◆ **Passage for review**:
Tracks, Practice Spaces, Network Gatherings
As AMC networks grow and deepen, we are designing new structures of conference content to nurture those networks. AMC2012 features three types of content structures: Tracks, Practice Spaces, and Network Gatherings. [Learn more about these new AMC content areas.]
TRACKS
In this track we will explore and expand the web's potential for building communities and working towards social justice. Through creating and curating web content, coding and designing, remixing and sharing we can all find ways to plug into webmaking. In this track, we'll learn how to feed community webmaking needs; exploring everything from hacking and crafting a wide range of web technologies to creating sweet new web-based tools using free and open source software. Throughout our track we will be unpacking stereotypes and examining the barriers around who makes technology, who uses it, and what the webmaking process itself looks like. This track is for everyone, from curious beginners to experts who want to make their work more inclusive.

◆ **Source information**:
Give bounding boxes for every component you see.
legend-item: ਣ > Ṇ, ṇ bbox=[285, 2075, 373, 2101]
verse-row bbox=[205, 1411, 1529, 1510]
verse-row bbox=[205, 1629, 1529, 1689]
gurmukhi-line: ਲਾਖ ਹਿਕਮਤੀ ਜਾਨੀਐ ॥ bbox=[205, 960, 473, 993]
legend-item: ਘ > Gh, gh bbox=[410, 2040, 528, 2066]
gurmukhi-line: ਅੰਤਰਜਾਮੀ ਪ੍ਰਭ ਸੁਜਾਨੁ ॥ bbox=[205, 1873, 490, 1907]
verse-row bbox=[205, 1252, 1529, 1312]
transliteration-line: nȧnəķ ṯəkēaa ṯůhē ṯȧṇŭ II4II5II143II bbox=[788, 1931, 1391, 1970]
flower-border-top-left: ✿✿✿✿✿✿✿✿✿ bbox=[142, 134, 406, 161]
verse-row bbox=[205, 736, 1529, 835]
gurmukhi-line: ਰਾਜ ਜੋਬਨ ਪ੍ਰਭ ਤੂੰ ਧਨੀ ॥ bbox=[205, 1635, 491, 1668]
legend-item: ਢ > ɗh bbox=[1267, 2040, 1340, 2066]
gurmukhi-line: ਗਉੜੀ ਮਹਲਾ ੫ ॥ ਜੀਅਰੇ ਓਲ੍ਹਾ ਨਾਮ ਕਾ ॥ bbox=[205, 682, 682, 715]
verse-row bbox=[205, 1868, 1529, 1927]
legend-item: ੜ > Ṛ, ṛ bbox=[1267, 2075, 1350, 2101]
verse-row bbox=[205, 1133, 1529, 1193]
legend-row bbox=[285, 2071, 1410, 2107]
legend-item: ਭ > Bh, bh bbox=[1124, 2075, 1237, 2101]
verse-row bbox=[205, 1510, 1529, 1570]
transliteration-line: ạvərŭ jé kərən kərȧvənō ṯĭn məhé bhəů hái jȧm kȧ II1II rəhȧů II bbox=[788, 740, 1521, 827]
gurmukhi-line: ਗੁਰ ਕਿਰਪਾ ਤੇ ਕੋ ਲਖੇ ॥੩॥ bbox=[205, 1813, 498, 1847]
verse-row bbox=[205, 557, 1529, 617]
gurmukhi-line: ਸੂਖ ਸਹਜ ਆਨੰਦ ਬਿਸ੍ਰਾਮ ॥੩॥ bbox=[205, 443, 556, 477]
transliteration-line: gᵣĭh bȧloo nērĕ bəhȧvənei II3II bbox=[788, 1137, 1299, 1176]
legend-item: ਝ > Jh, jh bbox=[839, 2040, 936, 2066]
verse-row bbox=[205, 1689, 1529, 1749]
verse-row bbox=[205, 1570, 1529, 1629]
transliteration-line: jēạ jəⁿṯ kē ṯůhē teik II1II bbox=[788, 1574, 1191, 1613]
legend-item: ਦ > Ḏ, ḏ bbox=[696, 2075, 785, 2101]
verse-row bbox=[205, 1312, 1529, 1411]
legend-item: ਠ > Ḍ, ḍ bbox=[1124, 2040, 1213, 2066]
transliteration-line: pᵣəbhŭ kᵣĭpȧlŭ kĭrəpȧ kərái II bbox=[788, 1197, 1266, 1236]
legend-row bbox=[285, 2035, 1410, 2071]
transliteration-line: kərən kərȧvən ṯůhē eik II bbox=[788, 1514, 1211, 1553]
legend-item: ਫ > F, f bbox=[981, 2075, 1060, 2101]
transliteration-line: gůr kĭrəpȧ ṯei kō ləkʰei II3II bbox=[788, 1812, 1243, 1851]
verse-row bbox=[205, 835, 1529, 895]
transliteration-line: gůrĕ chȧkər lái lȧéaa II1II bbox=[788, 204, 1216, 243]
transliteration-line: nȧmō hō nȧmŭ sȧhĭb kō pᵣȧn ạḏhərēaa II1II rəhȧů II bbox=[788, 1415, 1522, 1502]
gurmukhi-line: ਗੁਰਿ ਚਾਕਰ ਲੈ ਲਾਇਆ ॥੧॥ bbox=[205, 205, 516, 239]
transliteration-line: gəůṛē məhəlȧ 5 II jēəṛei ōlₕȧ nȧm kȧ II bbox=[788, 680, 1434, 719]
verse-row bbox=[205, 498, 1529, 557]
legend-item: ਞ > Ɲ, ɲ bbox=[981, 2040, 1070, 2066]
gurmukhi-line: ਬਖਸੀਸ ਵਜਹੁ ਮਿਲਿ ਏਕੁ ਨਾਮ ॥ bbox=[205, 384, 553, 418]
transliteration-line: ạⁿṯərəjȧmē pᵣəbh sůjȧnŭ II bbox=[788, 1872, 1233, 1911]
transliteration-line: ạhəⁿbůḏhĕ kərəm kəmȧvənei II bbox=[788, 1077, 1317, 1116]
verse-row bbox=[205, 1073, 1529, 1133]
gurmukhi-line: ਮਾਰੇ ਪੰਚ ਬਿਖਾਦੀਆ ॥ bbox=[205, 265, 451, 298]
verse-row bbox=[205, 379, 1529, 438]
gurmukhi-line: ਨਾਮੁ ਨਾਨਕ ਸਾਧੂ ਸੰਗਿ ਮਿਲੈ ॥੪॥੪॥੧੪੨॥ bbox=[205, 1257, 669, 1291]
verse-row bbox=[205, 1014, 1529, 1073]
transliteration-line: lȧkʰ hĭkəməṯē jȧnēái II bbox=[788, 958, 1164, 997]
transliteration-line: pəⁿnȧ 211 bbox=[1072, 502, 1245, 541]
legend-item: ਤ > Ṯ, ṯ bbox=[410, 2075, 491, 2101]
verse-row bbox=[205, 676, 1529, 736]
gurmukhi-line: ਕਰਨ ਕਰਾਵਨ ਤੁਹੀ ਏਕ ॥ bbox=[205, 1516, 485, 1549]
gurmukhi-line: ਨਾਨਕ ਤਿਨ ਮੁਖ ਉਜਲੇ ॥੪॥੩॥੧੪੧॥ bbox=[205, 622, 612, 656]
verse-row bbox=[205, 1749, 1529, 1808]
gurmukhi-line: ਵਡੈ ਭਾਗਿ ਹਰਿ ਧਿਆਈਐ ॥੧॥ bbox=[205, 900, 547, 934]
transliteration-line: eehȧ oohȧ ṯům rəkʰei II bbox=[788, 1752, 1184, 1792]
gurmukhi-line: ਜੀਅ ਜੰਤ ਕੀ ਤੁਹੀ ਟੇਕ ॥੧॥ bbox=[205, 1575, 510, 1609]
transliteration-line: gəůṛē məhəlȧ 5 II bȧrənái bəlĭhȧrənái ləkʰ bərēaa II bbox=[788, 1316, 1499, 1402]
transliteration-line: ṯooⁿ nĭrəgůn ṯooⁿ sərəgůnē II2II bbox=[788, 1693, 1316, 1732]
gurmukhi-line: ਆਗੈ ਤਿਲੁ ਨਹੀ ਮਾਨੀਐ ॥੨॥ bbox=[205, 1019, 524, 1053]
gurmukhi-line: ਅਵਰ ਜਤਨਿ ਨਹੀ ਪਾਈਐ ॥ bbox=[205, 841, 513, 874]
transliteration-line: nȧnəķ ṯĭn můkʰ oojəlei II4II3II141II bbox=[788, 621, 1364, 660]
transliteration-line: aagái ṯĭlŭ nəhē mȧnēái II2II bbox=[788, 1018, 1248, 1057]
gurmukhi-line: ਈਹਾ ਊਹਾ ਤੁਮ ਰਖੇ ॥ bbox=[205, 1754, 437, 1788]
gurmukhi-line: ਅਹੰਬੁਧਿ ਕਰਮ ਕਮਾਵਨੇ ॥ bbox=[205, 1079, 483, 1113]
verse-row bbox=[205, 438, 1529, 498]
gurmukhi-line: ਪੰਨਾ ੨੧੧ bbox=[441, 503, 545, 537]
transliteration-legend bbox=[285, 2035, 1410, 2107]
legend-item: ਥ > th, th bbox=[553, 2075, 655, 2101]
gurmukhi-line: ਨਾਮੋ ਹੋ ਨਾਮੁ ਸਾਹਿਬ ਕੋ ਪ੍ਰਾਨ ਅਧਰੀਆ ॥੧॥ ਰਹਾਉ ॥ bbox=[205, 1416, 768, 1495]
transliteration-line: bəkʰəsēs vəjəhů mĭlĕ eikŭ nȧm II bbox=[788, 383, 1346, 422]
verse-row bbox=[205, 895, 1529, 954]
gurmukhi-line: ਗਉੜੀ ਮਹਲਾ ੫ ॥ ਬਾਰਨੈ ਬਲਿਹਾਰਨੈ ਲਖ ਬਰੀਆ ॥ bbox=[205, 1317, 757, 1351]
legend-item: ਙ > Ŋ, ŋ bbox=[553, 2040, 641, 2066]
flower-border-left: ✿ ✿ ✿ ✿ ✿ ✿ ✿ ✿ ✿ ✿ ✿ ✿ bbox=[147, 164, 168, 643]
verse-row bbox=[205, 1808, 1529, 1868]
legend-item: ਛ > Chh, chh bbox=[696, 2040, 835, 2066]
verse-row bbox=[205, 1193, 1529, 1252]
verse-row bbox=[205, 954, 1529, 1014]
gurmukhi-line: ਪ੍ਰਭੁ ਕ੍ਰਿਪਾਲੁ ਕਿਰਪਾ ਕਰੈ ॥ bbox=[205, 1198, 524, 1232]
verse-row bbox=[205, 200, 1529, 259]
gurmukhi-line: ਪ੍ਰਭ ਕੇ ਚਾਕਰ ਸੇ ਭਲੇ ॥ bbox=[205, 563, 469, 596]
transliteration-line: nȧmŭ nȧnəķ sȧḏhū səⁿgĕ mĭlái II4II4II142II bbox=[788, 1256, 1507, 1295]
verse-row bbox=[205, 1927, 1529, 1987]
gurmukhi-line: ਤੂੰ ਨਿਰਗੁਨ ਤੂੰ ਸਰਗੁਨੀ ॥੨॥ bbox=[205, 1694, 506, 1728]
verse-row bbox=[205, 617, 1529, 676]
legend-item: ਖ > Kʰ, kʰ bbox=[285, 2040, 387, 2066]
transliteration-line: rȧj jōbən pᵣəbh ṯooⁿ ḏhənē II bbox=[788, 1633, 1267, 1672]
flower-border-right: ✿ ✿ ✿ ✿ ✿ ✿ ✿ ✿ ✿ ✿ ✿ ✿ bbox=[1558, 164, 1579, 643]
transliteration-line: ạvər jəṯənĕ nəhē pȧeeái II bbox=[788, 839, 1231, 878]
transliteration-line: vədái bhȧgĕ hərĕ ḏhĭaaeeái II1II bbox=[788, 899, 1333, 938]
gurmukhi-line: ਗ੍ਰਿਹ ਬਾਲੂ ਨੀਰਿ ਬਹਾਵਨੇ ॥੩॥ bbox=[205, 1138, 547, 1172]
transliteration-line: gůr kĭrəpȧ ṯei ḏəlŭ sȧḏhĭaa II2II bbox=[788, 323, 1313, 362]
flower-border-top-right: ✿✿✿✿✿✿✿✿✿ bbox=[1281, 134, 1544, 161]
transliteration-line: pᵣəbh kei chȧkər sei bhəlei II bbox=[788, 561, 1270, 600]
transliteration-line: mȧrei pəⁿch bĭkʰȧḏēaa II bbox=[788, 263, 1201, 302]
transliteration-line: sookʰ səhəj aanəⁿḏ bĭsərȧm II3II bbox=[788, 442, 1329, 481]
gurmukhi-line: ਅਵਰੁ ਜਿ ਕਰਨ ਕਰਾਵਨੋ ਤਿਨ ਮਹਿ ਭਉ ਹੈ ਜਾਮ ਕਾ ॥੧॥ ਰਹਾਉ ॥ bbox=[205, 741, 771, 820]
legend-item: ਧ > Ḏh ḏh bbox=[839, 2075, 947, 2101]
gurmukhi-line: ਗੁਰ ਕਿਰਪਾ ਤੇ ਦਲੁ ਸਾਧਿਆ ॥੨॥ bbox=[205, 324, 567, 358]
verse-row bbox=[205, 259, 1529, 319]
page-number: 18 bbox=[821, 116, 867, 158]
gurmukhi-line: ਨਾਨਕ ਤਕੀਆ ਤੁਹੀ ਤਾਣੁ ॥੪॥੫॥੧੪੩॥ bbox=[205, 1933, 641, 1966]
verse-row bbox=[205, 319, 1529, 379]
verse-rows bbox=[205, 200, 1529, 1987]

◆ **Tasks for this exercise**:
1 – In the AMC2012 conference page, rewrite the paragraph beginning "In this track we will explore" as a short bulleted list that keeps its main facts.
2 – According to the AMC2012 conference page, why are new structures of conference content being designed? Answer in one to three sentences.
3 – Carry on the AMC2012 conference page from its last sentence.
The records have no connection to the text.

◆ **Answers per task**:
1 –
- The track explores and expands the web's potential for building communities and working toward social justice.
- Anyone can plug into webmaking by creating and curating web content, coding and designing, and remixing and sharing.
- Participants will learn to meet community webmaking needs, from hacking and crafting many web technologies to building new web-based tools with free and open source software.
- The track unpacks stereotypes and examines barriers around who makes technology, who uses it, and what webmaking looks like.
- It is open to everyone, from curious beginners to experts who want to make their work more inclusive.

2 – As AMC networks grow and deepen, the new structures are being designed to nurture those networks.

3 –
The Analog Track aims to provide skills to individuals frustrated with the dominance of digital technology and seeking alternatives to digital media. How do we create community beyond your Facebook status? How can we cultivate "real world" connections through things like sports teams, sewing circles, or street art crews? Can you make a magazine, book , or comic from your home and have it matter? Can you record and produce an album from your bedroom? Could you live without electricity or find your own water? Do you know whether there are plants and animals where you live that are useful, healthy, tasty, and sustainable? This track is open to anyone who wants to learn skills using hands on, interactive, analog approaches to media and community-building.
In the Research Justice Track we will explore a variety of participatory research skills and engage in strategic conversations aimed at supporting social justice movements and community voices. We recognize that for many, "research" is "one of the dirtiest words" (to quote Maori scholar/activist, Linda Tuhiwai-Smith) in oppressed communities given our history of being scrutinized (and more) through outsider-led “research.”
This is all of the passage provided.